## EXERCISE MATERIALS
+++

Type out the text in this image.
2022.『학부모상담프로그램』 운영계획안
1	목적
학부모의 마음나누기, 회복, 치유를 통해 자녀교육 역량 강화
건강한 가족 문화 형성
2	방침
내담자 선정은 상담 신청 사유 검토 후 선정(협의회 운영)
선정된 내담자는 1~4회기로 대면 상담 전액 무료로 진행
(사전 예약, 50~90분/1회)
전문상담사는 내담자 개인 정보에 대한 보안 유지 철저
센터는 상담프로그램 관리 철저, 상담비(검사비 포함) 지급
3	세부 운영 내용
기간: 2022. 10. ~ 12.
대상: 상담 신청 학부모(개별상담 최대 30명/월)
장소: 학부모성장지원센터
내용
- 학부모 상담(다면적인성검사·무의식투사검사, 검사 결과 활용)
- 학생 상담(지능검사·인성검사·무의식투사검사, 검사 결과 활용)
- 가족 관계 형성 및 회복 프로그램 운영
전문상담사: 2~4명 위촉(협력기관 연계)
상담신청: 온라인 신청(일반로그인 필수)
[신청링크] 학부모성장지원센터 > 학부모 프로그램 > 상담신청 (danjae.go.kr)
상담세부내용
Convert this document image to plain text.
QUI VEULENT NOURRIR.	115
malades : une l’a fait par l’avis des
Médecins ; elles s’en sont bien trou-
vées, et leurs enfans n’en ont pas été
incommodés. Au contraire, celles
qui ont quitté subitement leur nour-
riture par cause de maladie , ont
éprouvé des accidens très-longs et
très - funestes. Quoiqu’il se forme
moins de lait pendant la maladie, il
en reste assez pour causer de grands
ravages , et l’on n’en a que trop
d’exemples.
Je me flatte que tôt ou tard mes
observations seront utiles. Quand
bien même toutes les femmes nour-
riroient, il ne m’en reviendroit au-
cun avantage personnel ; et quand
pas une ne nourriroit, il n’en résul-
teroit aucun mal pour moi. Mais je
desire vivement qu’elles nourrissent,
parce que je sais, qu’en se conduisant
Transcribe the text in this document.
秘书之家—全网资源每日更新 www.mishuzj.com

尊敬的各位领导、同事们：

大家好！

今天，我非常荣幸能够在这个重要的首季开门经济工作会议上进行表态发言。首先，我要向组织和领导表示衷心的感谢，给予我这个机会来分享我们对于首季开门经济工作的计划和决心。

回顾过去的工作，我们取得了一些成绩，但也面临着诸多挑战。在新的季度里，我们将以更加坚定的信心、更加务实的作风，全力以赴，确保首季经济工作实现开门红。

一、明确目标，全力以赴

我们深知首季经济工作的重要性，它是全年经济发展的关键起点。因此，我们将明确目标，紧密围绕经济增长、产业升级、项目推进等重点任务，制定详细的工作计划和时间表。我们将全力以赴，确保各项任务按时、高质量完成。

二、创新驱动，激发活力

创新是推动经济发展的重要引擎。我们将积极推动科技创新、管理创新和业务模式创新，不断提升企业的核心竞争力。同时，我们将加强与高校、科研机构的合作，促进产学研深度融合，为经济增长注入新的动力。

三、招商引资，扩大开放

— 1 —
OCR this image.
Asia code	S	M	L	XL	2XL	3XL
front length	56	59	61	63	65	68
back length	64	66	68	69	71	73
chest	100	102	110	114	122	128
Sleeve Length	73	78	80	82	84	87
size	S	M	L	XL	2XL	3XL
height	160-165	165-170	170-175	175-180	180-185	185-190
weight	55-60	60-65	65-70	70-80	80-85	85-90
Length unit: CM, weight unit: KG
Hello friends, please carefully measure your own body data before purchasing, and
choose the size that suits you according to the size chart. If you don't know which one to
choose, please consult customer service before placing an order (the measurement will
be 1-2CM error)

+++

## INSTRUCTIONS TO FOLLOW
From the records above, extract every entry exactly as given.

## CORRECT RESPONSE
Type out the text in this image.
2022.『학부모상담프로그램』 운영계획안
1	목적
학부모의 마음나누기, 회복, 치유를 통해 자녀교육 역량 강화
건강한 가족 문화 형성
2	방침
내담자 선정은 상담 신청 사유 검토 후 선정(협의회 운영)
선정된 내담자는 1~4회기로 대면 상담 전액 무료로 진행
(사전 예약, 50~90분/1회)
전문상담사는 내담자 개인 정보에 대한 보안 유지 철저
센터는 상담프로그램 관리 철저, 상담비(검사비 포함) 지급
3	세부 운영 내용
기간: 2022. 10. ~ 12.
대상: 상담 신청 학부모(개별상담 최대 30명/월)
장소: 학부모성장지원센터
내용
- 학부모 상담(다면적인성검사·무의식투사검사, 검사 결과 활용)
- 학생 상담(지능검사·인성검사·무의식투사검사, 검사 결과 활용)
- 가족 관계 형성 및 회복 프로그램 운영
전문상담사: 2~4명 위촉(협력기관 연계)
상담신청: 온라인 신청(일반로그인 필수)
[신청링크] 학부모성장지원센터 > 학부모 프로그램 > 상담신청 (danjae.go.kr)
상담세부내용
Convert this document image to plain text.
QUI VEULENT NOURRIR.	115
malades : une l’a fait par l’avis des
Médecins ; elles s’en sont bien trou-
vées, et leurs enfans n’en ont pas été
incommodés. Au contraire, celles
qui ont quitté subitement leur nour-
riture par cause de maladie , ont
éprouvé des accidens très-longs et
très - funestes. Quoiqu’il se forme
moins de lait pendant la maladie, il
en reste assez pour causer de grands
ravages , et l’on n’en a que trop
d’exemples.
Je me flatte que tôt ou tard mes
observations seront utiles. Quand
bien même toutes les femmes nour-
riroient, il ne m’en reviendroit au-
cun avantage personnel ; et quand
pas une ne nourriroit, il n’en résul-
teroit aucun mal pour moi. Mais je
desire vivement qu’elles nourrissent,
parce que je sais, qu’en se conduisant
Transcribe the text in this document.
秘书之家—全网资源每日更新 www.mishuzj.com

尊敬的各位领导、同事们：

大家好！

今天，我非常荣幸能够在这个重要的首季开门经济工作会议上进行表态发言。首先，我要向组织和领导表示衷心的感谢，给予我这个机会来分享我们对于首季开门经济工作的计划和决心。

回顾过去的工作，我们取得了一些成绩，但也面临着诸多挑战。在新的季度里，我们将以更加坚定的信心、更加务实的作风，全力以赴，确保首季经济工作实现开门红。

一、明确目标，全力以赴

我们深知首季经济工作的重要性，它是全年经济发展的关键起点。因此，我们将明确目标，紧密围绕经济增长、产业升级、项目推进等重点任务，制定详细的工作计划和时间表。我们将全力以赴，确保各项任务按时、高质量完成。

二、创新驱动，激发活力

创新是推动经济发展的重要引擎。我们将积极推动科技创新、管理创新和业务模式创新，不断提升企业的核心竞争力。同时，我们将加强与高校、科研机构的合作，促进产学研深度融合，为经济增长注入新的动力。

三、招商引资，扩大开放

— 1 —
OCR this image.
Asia code	S	M	L	XL	2XL	3XL
front length	56	59	61	63	65	68
back length	64	66	68	69	71	73
chest	100	102	110	114	122	128
Sleeve Length	73	78	80	82	84	87
size	S	M	L	XL	2XL	3XL
height	160-165	165-170	170-175	175-180	180-185	185-190
weight	55-60	60-65	65-70	70-80	80-85	85-90
Length unit: CM, weight unit: KG
Hello friends, please carefully measure your own body data before purchasing, and
choose the size that suits you according to the size chart. If you don't know which one to
choose, please consult customer service before placing an order (the measurement will
be 1-2CM error)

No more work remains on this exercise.